**DATA SUPPLIED:**
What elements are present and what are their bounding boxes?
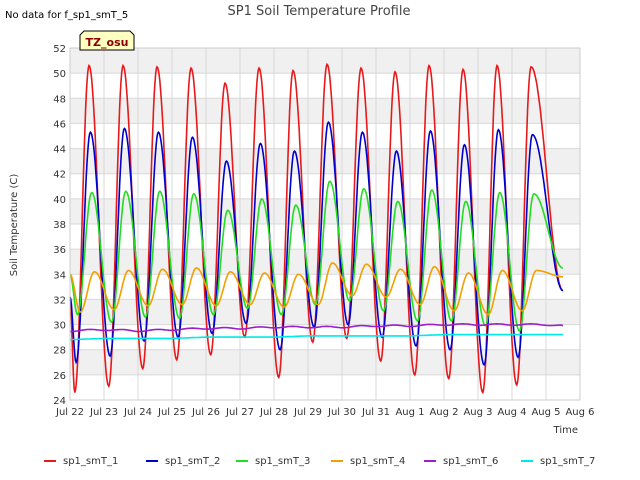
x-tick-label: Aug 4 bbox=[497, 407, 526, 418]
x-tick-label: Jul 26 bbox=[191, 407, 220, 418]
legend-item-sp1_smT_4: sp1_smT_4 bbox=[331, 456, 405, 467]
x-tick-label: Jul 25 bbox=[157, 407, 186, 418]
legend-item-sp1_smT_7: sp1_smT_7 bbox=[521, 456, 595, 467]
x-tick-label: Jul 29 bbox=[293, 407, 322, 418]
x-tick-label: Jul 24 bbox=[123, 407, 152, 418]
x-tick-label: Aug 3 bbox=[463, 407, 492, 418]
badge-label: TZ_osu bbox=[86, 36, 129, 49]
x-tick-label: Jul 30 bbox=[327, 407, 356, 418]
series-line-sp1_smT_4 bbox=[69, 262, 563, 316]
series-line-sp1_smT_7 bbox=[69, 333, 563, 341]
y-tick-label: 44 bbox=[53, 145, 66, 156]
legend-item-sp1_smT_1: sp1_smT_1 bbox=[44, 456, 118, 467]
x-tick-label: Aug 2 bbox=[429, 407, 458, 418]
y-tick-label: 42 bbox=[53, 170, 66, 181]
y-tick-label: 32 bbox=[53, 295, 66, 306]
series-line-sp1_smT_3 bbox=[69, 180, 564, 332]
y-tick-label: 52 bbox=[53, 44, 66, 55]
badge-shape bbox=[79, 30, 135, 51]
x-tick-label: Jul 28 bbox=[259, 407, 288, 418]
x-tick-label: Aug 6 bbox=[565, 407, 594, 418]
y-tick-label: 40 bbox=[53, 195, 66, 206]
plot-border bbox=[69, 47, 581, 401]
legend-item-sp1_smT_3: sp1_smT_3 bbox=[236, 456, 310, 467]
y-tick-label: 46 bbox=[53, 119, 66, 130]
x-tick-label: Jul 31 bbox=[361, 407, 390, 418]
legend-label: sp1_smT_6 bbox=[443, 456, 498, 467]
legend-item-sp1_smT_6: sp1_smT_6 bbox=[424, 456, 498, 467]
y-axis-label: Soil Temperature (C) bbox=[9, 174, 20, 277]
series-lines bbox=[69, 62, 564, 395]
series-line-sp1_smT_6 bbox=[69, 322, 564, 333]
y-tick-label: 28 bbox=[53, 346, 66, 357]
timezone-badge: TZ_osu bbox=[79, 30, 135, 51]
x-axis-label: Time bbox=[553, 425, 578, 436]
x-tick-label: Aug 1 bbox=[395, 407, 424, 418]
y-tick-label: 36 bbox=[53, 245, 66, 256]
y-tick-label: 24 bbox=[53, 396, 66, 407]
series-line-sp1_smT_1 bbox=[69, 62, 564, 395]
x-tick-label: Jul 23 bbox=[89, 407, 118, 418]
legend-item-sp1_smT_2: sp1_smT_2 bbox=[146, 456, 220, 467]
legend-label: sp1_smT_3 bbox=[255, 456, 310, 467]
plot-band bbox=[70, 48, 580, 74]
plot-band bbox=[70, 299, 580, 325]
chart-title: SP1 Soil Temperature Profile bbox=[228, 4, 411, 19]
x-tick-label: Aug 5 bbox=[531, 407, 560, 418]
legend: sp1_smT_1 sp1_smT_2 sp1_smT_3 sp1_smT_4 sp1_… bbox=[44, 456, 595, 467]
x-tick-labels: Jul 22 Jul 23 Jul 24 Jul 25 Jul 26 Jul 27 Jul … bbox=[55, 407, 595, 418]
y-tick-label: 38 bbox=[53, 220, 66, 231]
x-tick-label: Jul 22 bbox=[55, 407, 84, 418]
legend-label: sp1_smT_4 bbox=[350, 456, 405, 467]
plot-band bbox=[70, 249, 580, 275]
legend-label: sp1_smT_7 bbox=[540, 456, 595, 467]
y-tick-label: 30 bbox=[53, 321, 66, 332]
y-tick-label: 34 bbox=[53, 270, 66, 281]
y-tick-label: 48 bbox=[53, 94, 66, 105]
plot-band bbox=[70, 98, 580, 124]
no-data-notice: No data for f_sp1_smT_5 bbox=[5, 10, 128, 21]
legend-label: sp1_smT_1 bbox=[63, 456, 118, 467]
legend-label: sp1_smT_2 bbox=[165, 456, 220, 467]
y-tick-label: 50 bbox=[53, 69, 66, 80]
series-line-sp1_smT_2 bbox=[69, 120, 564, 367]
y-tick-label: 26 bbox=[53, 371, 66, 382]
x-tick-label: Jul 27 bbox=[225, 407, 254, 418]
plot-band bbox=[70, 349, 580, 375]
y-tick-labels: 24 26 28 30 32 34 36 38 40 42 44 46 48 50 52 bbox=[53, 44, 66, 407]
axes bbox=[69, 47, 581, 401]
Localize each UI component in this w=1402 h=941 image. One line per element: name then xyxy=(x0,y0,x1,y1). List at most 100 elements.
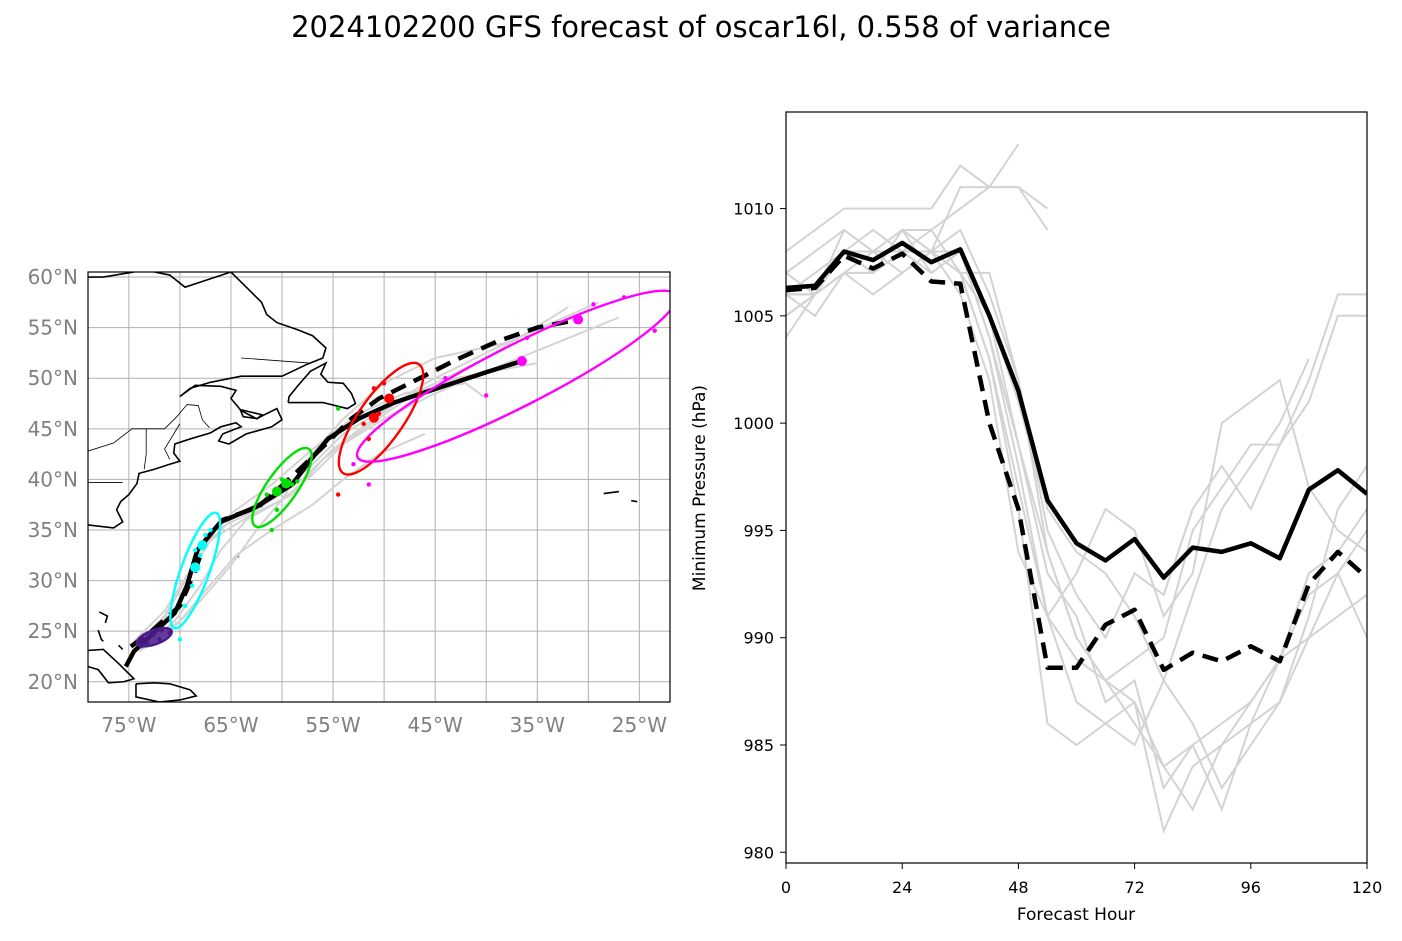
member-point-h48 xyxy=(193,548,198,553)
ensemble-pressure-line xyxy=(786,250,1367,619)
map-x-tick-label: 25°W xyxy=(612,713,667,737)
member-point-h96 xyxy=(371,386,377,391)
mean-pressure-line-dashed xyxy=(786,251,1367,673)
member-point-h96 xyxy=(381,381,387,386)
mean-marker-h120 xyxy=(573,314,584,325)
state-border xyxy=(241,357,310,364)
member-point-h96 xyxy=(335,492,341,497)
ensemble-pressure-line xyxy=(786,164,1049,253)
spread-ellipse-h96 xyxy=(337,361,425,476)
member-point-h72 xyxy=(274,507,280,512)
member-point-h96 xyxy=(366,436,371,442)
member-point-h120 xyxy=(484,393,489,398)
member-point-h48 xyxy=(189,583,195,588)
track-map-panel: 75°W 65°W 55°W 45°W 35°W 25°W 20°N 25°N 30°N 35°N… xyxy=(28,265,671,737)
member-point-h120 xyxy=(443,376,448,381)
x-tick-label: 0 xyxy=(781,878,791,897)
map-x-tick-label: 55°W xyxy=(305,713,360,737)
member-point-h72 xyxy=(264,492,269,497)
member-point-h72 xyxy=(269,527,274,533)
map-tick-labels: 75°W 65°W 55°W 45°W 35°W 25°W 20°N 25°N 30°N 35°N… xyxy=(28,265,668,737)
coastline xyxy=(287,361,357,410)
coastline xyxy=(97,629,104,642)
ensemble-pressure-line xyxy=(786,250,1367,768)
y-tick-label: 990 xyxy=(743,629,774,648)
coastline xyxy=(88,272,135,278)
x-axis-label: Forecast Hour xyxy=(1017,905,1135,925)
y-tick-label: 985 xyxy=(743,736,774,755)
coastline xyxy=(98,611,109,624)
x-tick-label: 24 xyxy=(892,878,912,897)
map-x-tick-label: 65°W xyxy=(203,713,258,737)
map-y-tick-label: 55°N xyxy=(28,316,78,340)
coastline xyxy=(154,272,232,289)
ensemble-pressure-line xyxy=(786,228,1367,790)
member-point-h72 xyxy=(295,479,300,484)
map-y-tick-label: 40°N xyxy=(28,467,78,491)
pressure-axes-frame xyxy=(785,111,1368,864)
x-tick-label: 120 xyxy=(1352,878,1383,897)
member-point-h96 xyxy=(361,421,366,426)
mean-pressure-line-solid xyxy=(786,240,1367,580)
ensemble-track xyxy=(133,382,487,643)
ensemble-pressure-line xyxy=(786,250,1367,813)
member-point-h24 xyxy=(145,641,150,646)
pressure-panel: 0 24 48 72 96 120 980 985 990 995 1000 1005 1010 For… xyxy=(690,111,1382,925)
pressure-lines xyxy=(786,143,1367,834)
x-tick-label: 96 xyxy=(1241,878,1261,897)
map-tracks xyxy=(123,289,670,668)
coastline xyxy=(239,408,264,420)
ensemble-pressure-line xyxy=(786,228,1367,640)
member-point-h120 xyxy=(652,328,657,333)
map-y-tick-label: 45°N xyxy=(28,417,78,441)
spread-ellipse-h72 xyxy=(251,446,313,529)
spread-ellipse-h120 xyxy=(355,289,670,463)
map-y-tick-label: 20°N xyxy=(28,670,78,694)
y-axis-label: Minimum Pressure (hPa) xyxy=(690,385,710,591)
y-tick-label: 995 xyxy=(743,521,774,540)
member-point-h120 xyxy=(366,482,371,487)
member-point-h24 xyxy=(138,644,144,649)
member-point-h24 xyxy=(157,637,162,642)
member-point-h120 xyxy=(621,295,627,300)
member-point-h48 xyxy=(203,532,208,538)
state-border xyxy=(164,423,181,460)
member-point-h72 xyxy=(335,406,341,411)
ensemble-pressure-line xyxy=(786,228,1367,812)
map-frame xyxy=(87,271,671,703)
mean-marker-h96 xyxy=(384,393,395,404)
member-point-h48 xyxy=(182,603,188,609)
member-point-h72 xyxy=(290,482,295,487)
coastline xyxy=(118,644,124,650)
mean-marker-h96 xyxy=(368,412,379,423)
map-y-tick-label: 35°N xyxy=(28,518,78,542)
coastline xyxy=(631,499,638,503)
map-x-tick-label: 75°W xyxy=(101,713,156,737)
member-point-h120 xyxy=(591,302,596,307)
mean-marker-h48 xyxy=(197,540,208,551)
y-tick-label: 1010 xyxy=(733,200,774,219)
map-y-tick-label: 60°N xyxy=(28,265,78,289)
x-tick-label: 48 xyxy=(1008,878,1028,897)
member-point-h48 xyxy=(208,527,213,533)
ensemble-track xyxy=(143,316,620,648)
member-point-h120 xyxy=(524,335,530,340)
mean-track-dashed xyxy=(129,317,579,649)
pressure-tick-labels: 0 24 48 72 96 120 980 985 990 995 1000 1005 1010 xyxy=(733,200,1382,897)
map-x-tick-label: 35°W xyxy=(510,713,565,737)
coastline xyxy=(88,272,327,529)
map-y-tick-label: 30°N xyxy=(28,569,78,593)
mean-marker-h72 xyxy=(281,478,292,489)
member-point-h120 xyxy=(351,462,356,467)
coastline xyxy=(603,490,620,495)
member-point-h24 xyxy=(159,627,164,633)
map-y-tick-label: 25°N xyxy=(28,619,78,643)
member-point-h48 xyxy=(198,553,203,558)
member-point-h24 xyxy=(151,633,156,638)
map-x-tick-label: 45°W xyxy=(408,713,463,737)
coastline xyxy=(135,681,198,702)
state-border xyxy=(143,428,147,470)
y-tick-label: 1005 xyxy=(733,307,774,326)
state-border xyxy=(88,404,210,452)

**WHAT YOU WILL DO:** Rewrite everything from the line containing "x-tick-label: Aug 4 bbox=[497, 407, 526, 418]" down to the line containing "x-tick-label: Jul 30", renaming "x-tick-label" to "date-tick-label" and changing nothing else.

**WRITTEN SOLUTION:**
date-tick-label: Aug 4 bbox=[497, 407, 526, 418]
date-tick-label: Jul 26 bbox=[191, 407, 220, 418]
legend-item-sp1_smT_4: sp1_smT_4 bbox=[331, 456, 405, 467]
date-tick-label: Jul 25 bbox=[157, 407, 186, 418]
legend-item-sp1_smT_7: sp1_smT_7 bbox=[521, 456, 595, 467]
date-tick-label: Jul 29 bbox=[293, 407, 322, 418]
date-tick-label: Jul 24 bbox=[123, 407, 152, 418]
date-tick-label: Aug 3 bbox=[463, 407, 492, 418]
badge-label: TZ_osu bbox=[86, 36, 129, 49]
date-tick-label: Jul 30 bbox=[327, 407, 356, 418]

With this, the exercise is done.